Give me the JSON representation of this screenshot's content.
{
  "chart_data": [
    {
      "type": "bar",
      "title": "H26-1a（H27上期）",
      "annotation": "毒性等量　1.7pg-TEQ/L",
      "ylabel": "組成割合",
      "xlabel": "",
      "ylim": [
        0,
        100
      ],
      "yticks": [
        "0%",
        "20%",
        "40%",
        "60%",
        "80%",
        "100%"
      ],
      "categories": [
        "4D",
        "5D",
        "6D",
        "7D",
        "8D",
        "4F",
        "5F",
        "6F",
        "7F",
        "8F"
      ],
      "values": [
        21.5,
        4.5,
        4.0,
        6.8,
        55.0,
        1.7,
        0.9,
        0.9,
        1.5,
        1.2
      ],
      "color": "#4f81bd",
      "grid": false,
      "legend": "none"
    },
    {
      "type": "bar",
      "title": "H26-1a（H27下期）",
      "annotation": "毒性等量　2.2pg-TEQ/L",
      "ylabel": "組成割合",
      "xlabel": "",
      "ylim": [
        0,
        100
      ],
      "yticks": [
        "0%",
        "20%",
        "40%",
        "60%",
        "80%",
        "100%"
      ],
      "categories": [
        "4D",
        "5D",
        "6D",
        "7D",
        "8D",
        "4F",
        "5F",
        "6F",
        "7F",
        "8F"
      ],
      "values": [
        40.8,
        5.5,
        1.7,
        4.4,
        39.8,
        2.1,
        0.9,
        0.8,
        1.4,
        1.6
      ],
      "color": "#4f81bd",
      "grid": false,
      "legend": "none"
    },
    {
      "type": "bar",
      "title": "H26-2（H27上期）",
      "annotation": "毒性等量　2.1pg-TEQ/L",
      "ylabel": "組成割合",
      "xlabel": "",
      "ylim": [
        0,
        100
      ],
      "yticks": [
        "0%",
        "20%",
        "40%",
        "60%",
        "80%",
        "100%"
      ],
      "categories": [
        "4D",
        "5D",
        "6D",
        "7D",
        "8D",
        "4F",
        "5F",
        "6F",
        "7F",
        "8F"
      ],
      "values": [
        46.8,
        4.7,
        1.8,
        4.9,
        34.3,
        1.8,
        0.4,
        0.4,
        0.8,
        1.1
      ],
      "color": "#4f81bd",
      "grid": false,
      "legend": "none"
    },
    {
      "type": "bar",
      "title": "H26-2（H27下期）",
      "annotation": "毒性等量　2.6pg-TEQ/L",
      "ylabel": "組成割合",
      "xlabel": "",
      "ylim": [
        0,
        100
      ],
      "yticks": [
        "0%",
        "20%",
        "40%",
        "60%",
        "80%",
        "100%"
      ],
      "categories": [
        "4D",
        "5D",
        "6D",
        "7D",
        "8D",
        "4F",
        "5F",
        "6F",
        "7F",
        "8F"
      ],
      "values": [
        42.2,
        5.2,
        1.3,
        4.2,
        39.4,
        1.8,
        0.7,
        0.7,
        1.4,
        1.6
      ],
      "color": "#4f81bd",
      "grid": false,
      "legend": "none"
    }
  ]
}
■ ■ ■ ■
▶ To do
Please set down each line of the records exactly as given.

▶ Exercise response
Give me the JSON representation of this screenshot's content.
{
  "chart_data": [
    {
      "type": "bar",
      "title": "H26-1a（H27上期）",
      "annotation": "毒性等量　1.7pg-TEQ/L",
      "ylabel": "組成割合",
      "xlabel": "",
      "ylim": [
        0,
        100
      ],
      "yticks": [
        "0%",
        "20%",
        "40%",
        "60%",
        "80%",
        "100%"
      ],
      "categories": [
        "4D",
        "5D",
        "6D",
        "7D",
        "8D",
        "4F",
        "5F",
        "6F",
        "7F",
        "8F"
      ],
      "values": [
        21.5,
        4.5,
        4.0,
        6.8,
        55.0,
        1.7,
        0.9,
        0.9,
        1.5,
        1.2
      ],
      "color": "#4f81bd",
      "grid": false,
      "legend": "none"
    },
    {
      "type": "bar",
      "title": "H26-1a（H27下期）",
      "annotation": "毒性等量　2.2pg-TEQ/L",
      "ylabel": "組成割合",
      "xlabel": "",
      "ylim": [
        0,
        100
      ],
      "yticks": [
        "0%",
        "20%",
        "40%",
        "60%",
        "80%",
        "100%"
      ],
      "categories": [
        "4D",
        "5D",
        "6D",
        "7D",
        "8D",
        "4F",
        "5F",
        "6F",
        "7F",
        "8F"
      ],
      "values": [
        40.8,
        5.5,
        1.7,
        4.4,
        39.8,
        2.1,
        0.9,
        0.8,
        1.4,
        1.6
      ],
      "color": "#4f81bd",
      "grid": false,
      "legend": "none"
    },
    {
      "type": "bar",
      "title": "H26-2（H27上期）",
      "annotation": "毒性等量　2.1pg-TEQ/L",
      "ylabel": "組成割合",
      "xlabel": "",
      "ylim": [
        0,
        100
      ],
      "yticks": [
        "0%",
        "20%",
        "40%",
        "60%",
        "80%",
        "100%"
      ],
      "categories": [
        "4D",
        "5D",
        "6D",
        "7D",
        "8D",
        "4F",
        "5F",
        "6F",
        "7F",
        "8F"
      ],
      "values": [
        46.8,
        4.7,
        1.8,
        4.9,
        34.3,
        1.8,
        0.4,
        0.4,
        0.8,
        1.1
      ],
      "color": "#4f81bd",
      "grid": false,
      "legend": "none"
    },
    {
      "type": "bar",
      "title": "H26-2（H27下期）",
      "annotation": "毒性等量　2.6pg-TEQ/L",
      "ylabel": "組成割合",
      "xlabel": "",
      "ylim": [
        0,
        100
      ],
      "yticks": [
        "0%",
        "20%",
        "40%",
        "60%",
        "80%",
        "100%"
      ],
      "categories": [
        "4D",
        "5D",
        "6D",
        "7D",
        "8D",
        "4F",
        "5F",
        "6F",
        "7F",
        "8F"
      ],
      "values": [
        42.2,
        5.2,
        1.3,
        4.2,
        39.4,
        1.8,
        0.7,
        0.7,
        1.4,
        1.6
      ],
      "color": "#4f81bd",
      "grid": false,
      "legend": "none"
    }
  ]
}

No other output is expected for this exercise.